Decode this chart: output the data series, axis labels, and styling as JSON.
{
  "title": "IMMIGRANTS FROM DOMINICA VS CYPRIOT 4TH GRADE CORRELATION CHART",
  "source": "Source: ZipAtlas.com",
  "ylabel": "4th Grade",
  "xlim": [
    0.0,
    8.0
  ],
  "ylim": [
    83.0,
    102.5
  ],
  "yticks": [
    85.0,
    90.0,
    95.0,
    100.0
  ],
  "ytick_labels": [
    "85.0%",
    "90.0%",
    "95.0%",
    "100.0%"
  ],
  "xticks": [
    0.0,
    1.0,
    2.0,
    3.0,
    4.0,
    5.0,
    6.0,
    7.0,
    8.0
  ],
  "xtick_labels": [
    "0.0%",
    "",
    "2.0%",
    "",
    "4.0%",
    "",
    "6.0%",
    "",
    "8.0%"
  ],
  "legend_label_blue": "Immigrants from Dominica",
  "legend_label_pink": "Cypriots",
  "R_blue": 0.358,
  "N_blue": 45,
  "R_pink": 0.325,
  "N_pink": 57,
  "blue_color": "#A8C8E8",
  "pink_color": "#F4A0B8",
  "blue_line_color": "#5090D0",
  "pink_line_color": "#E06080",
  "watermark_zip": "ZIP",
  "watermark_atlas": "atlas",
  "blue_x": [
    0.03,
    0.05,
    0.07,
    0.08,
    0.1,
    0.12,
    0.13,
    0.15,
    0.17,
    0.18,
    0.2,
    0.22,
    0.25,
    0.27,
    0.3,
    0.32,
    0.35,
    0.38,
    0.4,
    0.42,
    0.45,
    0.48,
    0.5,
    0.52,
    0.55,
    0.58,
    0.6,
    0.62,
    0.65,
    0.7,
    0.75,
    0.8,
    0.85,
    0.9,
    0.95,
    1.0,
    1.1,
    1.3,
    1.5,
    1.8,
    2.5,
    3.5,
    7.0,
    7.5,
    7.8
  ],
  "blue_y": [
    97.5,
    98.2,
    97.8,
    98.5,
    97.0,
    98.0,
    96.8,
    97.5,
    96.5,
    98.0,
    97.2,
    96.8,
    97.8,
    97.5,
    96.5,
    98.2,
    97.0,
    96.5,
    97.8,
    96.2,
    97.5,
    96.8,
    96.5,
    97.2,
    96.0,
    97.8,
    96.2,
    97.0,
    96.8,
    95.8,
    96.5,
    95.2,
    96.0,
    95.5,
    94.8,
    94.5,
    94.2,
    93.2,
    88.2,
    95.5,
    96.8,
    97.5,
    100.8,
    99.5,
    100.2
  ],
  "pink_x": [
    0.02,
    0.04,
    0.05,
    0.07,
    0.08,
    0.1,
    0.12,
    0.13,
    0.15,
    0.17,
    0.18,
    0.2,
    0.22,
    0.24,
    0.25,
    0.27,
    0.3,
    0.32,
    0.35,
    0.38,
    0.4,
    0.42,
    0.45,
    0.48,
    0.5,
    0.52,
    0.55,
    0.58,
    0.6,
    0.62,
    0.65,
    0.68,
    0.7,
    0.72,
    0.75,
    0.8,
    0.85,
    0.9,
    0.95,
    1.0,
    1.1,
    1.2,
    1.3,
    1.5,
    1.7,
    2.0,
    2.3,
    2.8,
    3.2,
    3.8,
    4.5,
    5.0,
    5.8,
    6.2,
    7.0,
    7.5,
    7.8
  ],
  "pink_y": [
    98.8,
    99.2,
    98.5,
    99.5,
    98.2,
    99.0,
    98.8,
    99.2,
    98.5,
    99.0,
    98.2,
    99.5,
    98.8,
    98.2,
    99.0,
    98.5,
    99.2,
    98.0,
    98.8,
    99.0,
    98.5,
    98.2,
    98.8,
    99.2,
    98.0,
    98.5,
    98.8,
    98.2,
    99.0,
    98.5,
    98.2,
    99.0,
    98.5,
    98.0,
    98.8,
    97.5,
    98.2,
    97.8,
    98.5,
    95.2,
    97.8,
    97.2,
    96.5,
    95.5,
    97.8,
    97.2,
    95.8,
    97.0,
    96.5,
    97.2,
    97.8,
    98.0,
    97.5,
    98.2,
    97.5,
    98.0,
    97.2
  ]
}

Given task :: Reproduce each record exactly, leaving nothing out.

Task response ::
Decode this chart: output the data series, axis labels, and styling as JSON.
{
  "title": "IMMIGRANTS FROM DOMINICA VS CYPRIOT 4TH GRADE CORRELATION CHART",
  "source": "Source: ZipAtlas.com",
  "ylabel": "4th Grade",
  "xlim": [
    0.0,
    8.0
  ],
  "ylim": [
    83.0,
    102.5
  ],
  "yticks": [
    85.0,
    90.0,
    95.0,
    100.0
  ],
  "ytick_labels": [
    "85.0%",
    "90.0%",
    "95.0%",
    "100.0%"
  ],
  "xticks": [
    0.0,
    1.0,
    2.0,
    3.0,
    4.0,
    5.0,
    6.0,
    7.0,
    8.0
  ],
  "xtick_labels": [
    "0.0%",
    "",
    "2.0%",
    "",
    "4.0%",
    "",
    "6.0%",
    "",
    "8.0%"
  ],
  "legend_label_blue": "Immigrants from Dominica",
  "legend_label_pink": "Cypriots",
  "R_blue": 0.358,
  "N_blue": 45,
  "R_pink": 0.325,
  "N_pink": 57,
  "blue_color": "#A8C8E8",
  "pink_color": "#F4A0B8",
  "blue_line_color": "#5090D0",
  "pink_line_color": "#E06080",
  "watermark_zip": "ZIP",
  "watermark_atlas": "atlas",
  "blue_x": [
    0.03,
    0.05,
    0.07,
    0.08,
    0.1,
    0.12,
    0.13,
    0.15,
    0.17,
    0.18,
    0.2,
    0.22,
    0.25,
    0.27,
    0.3,
    0.32,
    0.35,
    0.38,
    0.4,
    0.42,
    0.45,
    0.48,
    0.5,
    0.52,
    0.55,
    0.58,
    0.6,
    0.62,
    0.65,
    0.7,
    0.75,
    0.8,
    0.85,
    0.9,
    0.95,
    1.0,
    1.1,
    1.3,
    1.5,
    1.8,
    2.5,
    3.5,
    7.0,
    7.5,
    7.8
  ],
  "blue_y": [
    97.5,
    98.2,
    97.8,
    98.5,
    97.0,
    98.0,
    96.8,
    97.5,
    96.5,
    98.0,
    97.2,
    96.8,
    97.8,
    97.5,
    96.5,
    98.2,
    97.0,
    96.5,
    97.8,
    96.2,
    97.5,
    96.8,
    96.5,
    97.2,
    96.0,
    97.8,
    96.2,
    97.0,
    96.8,
    95.8,
    96.5,
    95.2,
    96.0,
    95.5,
    94.8,
    94.5,
    94.2,
    93.2,
    88.2,
    95.5,
    96.8,
    97.5,
    100.8,
    99.5,
    100.2
  ],
  "pink_x": [
    0.02,
    0.04,
    0.05,
    0.07,
    0.08,
    0.1,
    0.12,
    0.13,
    0.15,
    0.17,
    0.18,
    0.2,
    0.22,
    0.24,
    0.25,
    0.27,
    0.3,
    0.32,
    0.35,
    0.38,
    0.4,
    0.42,
    0.45,
    0.48,
    0.5,
    0.52,
    0.55,
    0.58,
    0.6,
    0.62,
    0.65,
    0.68,
    0.7,
    0.72,
    0.75,
    0.8,
    0.85,
    0.9,
    0.95,
    1.0,
    1.1,
    1.2,
    1.3,
    1.5,
    1.7,
    2.0,
    2.3,
    2.8,
    3.2,
    3.8,
    4.5,
    5.0,
    5.8,
    6.2,
    7.0,
    7.5,
    7.8
  ],
  "pink_y": [
    98.8,
    99.2,
    98.5,
    99.5,
    98.2,
    99.0,
    98.8,
    99.2,
    98.5,
    99.0,
    98.2,
    99.5,
    98.8,
    98.2,
    99.0,
    98.5,
    99.2,
    98.0,
    98.8,
    99.0,
    98.5,
    98.2,
    98.8,
    99.2,
    98.0,
    98.5,
    98.8,
    98.2,
    99.0,
    98.5,
    98.2,
    99.0,
    98.5,
    98.0,
    98.8,
    97.5,
    98.2,
    97.8,
    98.5,
    95.2,
    97.8,
    97.2,
    96.5,
    95.5,
    97.8,
    97.2,
    95.8,
    97.0,
    96.5,
    97.2,
    97.8,
    98.0,
    97.5,
    98.2,
    97.5,
    98.0,
    97.2
  ]
}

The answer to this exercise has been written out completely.